TASK:
All of the data needs to be repeated exactly.

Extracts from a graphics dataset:
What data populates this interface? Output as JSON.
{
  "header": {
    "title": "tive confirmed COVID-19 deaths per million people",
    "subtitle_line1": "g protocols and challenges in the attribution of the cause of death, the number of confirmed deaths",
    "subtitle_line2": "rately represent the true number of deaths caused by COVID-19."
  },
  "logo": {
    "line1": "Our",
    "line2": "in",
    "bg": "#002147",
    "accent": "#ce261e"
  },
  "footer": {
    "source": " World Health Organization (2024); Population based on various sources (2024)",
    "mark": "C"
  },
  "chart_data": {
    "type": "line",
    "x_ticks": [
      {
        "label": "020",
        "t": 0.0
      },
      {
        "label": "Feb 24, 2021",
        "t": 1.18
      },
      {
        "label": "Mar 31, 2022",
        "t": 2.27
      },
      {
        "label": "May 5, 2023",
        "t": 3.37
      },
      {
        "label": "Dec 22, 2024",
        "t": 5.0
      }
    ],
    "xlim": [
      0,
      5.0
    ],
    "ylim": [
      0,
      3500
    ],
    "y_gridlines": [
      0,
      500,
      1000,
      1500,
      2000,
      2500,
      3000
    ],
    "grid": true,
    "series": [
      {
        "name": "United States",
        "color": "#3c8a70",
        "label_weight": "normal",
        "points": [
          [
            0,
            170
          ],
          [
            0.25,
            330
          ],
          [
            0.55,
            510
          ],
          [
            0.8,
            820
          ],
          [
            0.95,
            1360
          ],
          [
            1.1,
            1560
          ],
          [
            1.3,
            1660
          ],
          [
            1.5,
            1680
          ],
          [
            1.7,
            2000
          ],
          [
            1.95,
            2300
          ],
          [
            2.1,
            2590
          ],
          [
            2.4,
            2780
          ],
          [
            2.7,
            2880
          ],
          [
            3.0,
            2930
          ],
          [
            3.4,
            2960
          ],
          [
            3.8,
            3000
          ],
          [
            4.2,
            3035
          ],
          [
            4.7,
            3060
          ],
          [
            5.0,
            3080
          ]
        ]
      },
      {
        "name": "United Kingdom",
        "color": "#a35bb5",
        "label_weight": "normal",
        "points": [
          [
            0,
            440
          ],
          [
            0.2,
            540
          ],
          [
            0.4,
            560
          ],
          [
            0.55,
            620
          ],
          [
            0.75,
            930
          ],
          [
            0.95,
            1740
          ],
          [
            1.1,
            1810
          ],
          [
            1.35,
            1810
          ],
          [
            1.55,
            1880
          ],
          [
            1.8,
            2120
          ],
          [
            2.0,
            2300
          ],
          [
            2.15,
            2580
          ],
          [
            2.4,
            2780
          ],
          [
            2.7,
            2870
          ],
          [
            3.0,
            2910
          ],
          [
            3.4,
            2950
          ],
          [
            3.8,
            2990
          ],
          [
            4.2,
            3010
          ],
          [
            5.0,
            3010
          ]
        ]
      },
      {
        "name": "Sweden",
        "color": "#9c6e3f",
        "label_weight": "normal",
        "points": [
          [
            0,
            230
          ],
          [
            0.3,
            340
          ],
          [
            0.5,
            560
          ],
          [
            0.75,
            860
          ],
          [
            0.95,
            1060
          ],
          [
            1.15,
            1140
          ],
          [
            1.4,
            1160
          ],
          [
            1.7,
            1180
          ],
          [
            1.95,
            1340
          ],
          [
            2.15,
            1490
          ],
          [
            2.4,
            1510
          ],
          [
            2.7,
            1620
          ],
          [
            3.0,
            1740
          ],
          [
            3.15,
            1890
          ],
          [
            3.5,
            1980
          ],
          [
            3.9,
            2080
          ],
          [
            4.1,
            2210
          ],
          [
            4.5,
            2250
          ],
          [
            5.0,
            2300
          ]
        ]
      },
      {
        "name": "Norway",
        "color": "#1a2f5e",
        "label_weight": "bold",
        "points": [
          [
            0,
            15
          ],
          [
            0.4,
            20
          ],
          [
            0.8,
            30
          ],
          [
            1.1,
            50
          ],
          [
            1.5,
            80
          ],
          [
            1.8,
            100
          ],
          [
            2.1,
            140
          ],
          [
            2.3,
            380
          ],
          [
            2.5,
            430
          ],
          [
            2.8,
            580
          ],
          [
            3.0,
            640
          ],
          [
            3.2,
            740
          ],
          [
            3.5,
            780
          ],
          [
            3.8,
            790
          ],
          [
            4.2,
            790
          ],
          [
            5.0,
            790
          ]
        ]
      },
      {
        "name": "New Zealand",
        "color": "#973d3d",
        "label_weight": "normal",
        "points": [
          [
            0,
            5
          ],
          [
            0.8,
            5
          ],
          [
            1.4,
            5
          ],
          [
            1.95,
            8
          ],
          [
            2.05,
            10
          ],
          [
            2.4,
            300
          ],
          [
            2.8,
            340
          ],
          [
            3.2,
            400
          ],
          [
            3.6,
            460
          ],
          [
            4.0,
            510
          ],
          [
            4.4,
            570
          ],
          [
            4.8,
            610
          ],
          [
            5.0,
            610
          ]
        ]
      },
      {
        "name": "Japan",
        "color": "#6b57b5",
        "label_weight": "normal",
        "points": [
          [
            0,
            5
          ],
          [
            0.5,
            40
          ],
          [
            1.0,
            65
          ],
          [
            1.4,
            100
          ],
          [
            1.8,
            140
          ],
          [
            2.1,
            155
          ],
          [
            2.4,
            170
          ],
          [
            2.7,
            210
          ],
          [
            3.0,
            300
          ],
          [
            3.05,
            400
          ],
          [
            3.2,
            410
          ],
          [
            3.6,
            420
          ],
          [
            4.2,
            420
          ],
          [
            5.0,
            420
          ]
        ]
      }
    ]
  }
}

OUTPUT OF THE EXERCISE:
What data populates this interface? Output as JSON.
{
  "header": {
    "title": "tive confirmed COVID-19 deaths per million people",
    "subtitle_line1": "g protocols and challenges in the attribution of the cause of death, the number of confirmed deaths",
    "subtitle_line2": "rately represent the true number of deaths caused by COVID-19."
  },
  "logo": {
    "line1": "Our",
    "line2": "in",
    "bg": "#002147",
    "accent": "#ce261e"
  },
  "footer": {
    "source": " World Health Organization (2024); Population based on various sources (2024)",
    "mark": "C"
  },
  "chart_data": {
    "type": "line",
    "x_ticks": [
      {
        "label": "020",
        "t": 0.0
      },
      {
        "label": "Feb 24, 2021",
        "t": 1.18
      },
      {
        "label": "Mar 31, 2022",
        "t": 2.27
      },
      {
        "label": "May 5, 2023",
        "t": 3.37
      },
      {
        "label": "Dec 22, 2024",
        "t": 5.0
      }
    ],
    "xlim": [
      0,
      5.0
    ],
    "ylim": [
      0,
      3500
    ],
    "y_gridlines": [
      0,
      500,
      1000,
      1500,
      2000,
      2500,
      3000
    ],
    "grid": true,
    "series": [
      {
        "name": "United States",
        "color": "#3c8a70",
        "label_weight": "normal",
        "points": [
          [
            0,
            170
          ],
          [
            0.25,
            330
          ],
          [
            0.55,
            510
          ],
          [
            0.8,
            820
          ],
          [
            0.95,
            1360
          ],
          [
            1.1,
            1560
          ],
          [
            1.3,
            1660
          ],
          [
            1.5,
            1680
          ],
          [
            1.7,
            2000
          ],
          [
            1.95,
            2300
          ],
          [
            2.1,
            2590
          ],
          [
            2.4,
            2780
          ],
          [
            2.7,
            2880
          ],
          [
            3.0,
            2930
          ],
          [
            3.4,
            2960
          ],
          [
            3.8,
            3000
          ],
          [
            4.2,
            3035
          ],
          [
            4.7,
            3060
          ],
          [
            5.0,
            3080
          ]
        ]
      },
      {
        "name": "United Kingdom",
        "color": "#a35bb5",
        "label_weight": "normal",
        "points": [
          [
            0,
            440
          ],
          [
            0.2,
            540
          ],
          [
            0.4,
            560
          ],
          [
            0.55,
            620
          ],
          [
            0.75,
            930
          ],
          [
            0.95,
            1740
          ],
          [
            1.1,
            1810
          ],
          [
            1.35,
            1810
          ],
          [
            1.55,
            1880
          ],
          [
            1.8,
            2120
          ],
          [
            2.0,
            2300
          ],
          [
            2.15,
            2580
          ],
          [
            2.4,
            2780
          ],
          [
            2.7,
            2870
          ],
          [
            3.0,
            2910
          ],
          [
            3.4,
            2950
          ],
          [
            3.8,
            2990
          ],
          [
            4.2,
            3010
          ],
          [
            5.0,
            3010
          ]
        ]
      },
      {
        "name": "Sweden",
        "color": "#9c6e3f",
        "label_weight": "normal",
        "points": [
          [
            0,
            230
          ],
          [
            0.3,
            340
          ],
          [
            0.5,
            560
          ],
          [
            0.75,
            860
          ],
          [
            0.95,
            1060
          ],
          [
            1.15,
            1140
          ],
          [
            1.4,
            1160
          ],
          [
            1.7,
            1180
          ],
          [
            1.95,
            1340
          ],
          [
            2.15,
            1490
          ],
          [
            2.4,
            1510
          ],
          [
            2.7,
            1620
          ],
          [
            3.0,
            1740
          ],
          [
            3.15,
            1890
          ],
          [
            3.5,
            1980
          ],
          [
            3.9,
            2080
          ],
          [
            4.1,
            2210
          ],
          [
            4.5,
            2250
          ],
          [
            5.0,
            2300
          ]
        ]
      },
      {
        "name": "Norway",
        "color": "#1a2f5e",
        "label_weight": "bold",
        "points": [
          [
            0,
            15
          ],
          [
            0.4,
            20
          ],
          [
            0.8,
            30
          ],
          [
            1.1,
            50
          ],
          [
            1.5,
            80
          ],
          [
            1.8,
            100
          ],
          [
            2.1,
            140
          ],
          [
            2.3,
            380
          ],
          [
            2.5,
            430
          ],
          [
            2.8,
            580
          ],
          [
            3.0,
            640
          ],
          [
            3.2,
            740
          ],
          [
            3.5,
            780
          ],
          [
            3.8,
            790
          ],
          [
            4.2,
            790
          ],
          [
            5.0,
            790
          ]
        ]
      },
      {
        "name": "New Zealand",
        "color": "#973d3d",
        "label_weight": "normal",
        "points": [
          [
            0,
            5
          ],
          [
            0.8,
            5
          ],
          [
            1.4,
            5
          ],
          [
            1.95,
            8
          ],
          [
            2.05,
            10
          ],
          [
            2.4,
            300
          ],
          [
            2.8,
            340
          ],
          [
            3.2,
            400
          ],
          [
            3.6,
            460
          ],
          [
            4.0,
            510
          ],
          [
            4.4,
            570
          ],
          [
            4.8,
            610
          ],
          [
            5.0,
            610
          ]
        ]
      },
      {
        "name": "Japan",
        "color": "#6b57b5",
        "label_weight": "normal",
        "points": [
          [
            0,
            5
          ],
          [
            0.5,
            40
          ],
          [
            1.0,
            65
          ],
          [
            1.4,
            100
          ],
          [
            1.8,
            140
          ],
          [
            2.1,
            155
          ],
          [
            2.4,
            170
          ],
          [
            2.7,
            210
          ],
          [
            3.0,
            300
          ],
          [
            3.05,
            400
          ],
          [
            3.2,
            410
          ],
          [
            3.6,
            420
          ],
          [
            4.2,
            420
          ],
          [
            5.0,
            420
          ]
        ]
      }
    ]
  }
}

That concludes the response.